— Begin SOURCE MATERIAL —
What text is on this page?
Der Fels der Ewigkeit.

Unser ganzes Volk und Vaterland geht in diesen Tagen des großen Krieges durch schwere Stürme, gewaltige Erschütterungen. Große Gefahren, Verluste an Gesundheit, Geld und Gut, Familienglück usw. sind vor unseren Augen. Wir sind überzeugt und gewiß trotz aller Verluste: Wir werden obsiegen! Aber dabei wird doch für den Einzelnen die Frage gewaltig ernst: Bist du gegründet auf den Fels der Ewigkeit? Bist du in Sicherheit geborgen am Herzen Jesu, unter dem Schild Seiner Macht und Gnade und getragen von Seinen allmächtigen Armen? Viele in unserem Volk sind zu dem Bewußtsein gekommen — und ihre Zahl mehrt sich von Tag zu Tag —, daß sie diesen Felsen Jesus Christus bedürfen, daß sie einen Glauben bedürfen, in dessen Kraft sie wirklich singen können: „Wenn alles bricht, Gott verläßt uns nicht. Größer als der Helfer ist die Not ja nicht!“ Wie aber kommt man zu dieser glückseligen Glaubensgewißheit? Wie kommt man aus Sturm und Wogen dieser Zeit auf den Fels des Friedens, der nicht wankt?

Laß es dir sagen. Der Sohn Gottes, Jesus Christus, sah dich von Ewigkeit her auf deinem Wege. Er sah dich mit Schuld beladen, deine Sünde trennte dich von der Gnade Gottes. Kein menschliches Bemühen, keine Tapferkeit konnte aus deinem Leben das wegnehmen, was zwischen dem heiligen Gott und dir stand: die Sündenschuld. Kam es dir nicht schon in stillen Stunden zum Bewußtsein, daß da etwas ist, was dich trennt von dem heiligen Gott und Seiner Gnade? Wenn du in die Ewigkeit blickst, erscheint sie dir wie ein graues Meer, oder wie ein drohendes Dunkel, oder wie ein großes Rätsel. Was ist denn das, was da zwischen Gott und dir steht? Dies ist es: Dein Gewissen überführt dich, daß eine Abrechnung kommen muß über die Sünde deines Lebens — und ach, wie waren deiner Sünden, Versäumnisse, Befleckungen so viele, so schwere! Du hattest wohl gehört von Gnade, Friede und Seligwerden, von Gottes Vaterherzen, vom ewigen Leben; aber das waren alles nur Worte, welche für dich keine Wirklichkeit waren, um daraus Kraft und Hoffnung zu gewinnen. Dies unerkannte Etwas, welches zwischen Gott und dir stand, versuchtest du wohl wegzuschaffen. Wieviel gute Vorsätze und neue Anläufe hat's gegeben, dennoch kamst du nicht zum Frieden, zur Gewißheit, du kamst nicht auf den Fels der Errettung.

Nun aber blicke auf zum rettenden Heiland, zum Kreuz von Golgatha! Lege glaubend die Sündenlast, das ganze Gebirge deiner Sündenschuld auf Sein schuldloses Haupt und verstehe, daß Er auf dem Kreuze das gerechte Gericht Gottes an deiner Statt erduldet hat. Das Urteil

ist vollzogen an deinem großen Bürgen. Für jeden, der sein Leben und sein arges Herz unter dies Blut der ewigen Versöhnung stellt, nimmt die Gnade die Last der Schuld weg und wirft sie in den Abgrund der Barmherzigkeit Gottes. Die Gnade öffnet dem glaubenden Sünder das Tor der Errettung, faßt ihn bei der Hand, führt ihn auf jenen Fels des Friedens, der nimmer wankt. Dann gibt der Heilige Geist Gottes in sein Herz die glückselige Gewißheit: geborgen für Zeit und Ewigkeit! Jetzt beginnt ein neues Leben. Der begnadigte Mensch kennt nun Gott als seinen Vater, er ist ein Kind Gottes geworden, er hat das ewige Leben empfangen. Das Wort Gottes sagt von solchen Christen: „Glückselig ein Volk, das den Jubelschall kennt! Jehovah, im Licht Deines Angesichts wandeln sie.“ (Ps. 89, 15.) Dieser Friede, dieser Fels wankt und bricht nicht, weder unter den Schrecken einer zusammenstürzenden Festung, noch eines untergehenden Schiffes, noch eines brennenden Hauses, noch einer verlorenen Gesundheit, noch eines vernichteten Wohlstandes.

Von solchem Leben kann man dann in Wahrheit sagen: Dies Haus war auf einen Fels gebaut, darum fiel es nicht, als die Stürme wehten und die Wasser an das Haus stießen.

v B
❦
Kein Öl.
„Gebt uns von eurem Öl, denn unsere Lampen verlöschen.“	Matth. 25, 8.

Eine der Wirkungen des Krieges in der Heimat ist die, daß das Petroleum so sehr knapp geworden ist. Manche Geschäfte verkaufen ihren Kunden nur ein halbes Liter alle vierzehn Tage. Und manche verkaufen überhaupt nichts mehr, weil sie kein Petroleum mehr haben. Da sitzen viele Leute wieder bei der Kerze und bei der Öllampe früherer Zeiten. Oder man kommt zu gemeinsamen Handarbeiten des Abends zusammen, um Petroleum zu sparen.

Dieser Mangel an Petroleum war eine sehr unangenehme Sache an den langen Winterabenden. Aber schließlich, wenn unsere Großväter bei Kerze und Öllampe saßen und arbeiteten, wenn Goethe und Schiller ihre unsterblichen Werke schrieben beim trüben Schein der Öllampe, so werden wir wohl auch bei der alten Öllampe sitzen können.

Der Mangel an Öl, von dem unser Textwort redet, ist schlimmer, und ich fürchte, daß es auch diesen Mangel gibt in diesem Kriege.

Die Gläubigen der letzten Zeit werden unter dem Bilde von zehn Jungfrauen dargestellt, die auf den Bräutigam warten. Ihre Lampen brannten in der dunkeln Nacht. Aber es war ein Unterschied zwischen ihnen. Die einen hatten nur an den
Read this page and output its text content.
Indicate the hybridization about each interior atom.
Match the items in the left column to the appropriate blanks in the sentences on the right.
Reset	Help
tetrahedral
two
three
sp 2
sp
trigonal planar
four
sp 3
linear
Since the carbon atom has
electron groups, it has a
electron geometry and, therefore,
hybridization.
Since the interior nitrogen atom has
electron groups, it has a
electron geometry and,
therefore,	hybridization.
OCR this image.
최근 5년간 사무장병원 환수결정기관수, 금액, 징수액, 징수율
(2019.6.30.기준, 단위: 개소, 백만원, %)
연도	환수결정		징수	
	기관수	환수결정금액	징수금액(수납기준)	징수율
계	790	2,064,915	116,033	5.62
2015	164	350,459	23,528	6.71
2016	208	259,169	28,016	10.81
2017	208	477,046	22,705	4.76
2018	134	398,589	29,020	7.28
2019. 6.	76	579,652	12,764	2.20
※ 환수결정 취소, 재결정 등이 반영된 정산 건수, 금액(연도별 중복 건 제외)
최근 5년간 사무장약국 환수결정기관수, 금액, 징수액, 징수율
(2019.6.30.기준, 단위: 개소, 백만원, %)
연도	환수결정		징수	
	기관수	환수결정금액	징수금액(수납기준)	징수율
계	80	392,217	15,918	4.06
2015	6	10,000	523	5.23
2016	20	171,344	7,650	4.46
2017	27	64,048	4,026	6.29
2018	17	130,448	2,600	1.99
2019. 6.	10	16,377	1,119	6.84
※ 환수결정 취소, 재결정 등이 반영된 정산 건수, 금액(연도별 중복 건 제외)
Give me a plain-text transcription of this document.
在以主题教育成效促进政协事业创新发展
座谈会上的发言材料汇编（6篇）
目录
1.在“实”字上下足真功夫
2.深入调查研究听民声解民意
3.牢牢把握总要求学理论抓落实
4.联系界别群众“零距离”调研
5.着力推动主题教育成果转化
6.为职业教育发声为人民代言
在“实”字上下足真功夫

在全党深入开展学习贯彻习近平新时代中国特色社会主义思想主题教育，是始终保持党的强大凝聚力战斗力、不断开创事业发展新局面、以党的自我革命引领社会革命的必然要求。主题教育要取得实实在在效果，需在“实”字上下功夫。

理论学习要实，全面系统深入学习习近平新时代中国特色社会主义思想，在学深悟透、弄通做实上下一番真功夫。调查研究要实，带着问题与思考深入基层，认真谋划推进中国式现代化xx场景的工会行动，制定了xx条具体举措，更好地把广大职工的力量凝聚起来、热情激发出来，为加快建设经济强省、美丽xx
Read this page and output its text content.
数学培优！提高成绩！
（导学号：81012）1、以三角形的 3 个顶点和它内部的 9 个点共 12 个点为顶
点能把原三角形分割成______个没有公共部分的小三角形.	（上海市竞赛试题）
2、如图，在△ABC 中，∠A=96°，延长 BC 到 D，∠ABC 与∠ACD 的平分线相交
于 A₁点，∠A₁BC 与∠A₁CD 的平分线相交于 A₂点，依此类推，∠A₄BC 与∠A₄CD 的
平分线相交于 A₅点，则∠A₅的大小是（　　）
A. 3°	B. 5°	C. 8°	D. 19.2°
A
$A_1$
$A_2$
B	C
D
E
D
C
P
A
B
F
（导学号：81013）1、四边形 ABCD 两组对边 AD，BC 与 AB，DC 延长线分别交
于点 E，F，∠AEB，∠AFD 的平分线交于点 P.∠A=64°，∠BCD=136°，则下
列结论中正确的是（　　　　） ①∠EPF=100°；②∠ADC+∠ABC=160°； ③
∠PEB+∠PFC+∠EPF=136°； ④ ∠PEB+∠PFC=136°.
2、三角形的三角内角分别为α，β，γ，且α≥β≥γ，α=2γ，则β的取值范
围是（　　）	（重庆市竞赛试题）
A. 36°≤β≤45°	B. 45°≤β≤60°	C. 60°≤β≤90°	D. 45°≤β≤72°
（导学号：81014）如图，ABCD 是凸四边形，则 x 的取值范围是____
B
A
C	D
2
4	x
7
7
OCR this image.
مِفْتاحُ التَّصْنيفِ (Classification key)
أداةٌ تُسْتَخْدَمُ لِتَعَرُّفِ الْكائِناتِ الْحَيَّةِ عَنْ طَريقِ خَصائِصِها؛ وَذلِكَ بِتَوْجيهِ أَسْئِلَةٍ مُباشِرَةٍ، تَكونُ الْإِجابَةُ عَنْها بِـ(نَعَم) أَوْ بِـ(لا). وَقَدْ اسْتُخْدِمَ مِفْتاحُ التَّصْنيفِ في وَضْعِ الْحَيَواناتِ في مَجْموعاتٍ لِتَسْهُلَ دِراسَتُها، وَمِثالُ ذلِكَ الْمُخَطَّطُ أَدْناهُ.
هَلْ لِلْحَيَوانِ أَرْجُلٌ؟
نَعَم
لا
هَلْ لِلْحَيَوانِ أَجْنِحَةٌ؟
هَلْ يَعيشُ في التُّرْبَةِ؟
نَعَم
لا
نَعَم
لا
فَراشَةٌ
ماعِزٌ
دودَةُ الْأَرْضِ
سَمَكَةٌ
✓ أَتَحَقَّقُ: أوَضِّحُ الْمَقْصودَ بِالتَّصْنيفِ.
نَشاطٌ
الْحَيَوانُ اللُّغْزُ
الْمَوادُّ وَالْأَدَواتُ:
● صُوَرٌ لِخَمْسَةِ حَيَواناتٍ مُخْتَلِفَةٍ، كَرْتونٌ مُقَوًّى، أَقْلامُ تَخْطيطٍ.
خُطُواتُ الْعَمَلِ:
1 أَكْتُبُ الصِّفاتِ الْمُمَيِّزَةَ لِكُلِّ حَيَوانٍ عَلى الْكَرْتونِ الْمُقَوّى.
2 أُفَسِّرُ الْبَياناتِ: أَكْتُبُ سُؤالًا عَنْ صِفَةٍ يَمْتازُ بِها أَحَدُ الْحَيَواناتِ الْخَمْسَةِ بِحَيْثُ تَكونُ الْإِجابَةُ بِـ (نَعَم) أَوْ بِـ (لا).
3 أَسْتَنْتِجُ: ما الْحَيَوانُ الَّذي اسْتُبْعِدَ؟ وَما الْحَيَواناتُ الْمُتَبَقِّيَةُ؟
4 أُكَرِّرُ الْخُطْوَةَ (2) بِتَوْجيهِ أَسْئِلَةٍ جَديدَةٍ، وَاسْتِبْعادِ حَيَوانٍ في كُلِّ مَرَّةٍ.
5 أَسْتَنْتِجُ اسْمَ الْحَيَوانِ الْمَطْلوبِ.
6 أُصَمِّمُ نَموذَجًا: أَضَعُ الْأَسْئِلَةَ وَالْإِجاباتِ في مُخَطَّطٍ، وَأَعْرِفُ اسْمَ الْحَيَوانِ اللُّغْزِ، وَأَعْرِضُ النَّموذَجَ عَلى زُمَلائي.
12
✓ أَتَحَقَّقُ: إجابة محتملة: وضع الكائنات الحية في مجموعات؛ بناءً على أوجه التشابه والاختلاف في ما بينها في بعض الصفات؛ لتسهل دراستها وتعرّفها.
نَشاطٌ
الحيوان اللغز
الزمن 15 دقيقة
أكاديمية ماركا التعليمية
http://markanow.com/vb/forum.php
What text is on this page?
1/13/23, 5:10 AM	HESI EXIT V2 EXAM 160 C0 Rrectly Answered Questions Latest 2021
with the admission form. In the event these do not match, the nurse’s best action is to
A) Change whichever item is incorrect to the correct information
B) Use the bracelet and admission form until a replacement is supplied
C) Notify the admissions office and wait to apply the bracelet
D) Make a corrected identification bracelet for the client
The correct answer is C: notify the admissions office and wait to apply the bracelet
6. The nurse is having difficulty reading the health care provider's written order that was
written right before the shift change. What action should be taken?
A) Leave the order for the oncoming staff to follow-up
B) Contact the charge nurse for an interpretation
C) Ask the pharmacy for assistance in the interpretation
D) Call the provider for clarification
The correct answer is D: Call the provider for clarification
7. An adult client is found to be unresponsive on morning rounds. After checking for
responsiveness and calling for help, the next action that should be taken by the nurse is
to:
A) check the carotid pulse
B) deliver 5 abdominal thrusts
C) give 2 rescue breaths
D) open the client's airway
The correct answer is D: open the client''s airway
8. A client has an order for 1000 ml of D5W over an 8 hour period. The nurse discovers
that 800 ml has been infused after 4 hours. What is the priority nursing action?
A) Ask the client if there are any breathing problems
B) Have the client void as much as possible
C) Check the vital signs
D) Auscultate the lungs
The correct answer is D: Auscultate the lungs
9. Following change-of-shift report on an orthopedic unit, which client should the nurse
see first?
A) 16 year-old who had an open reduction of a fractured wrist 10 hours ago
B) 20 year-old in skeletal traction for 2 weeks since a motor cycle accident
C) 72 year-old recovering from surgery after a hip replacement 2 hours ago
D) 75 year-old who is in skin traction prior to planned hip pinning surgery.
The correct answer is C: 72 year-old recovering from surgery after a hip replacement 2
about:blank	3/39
— End SOURCE MATERIAL —
GIVEN REQUEST:
Of the lines above, how many contain the string "admissions"? Only the number is required.

ANSWER TO THIS TASK:
2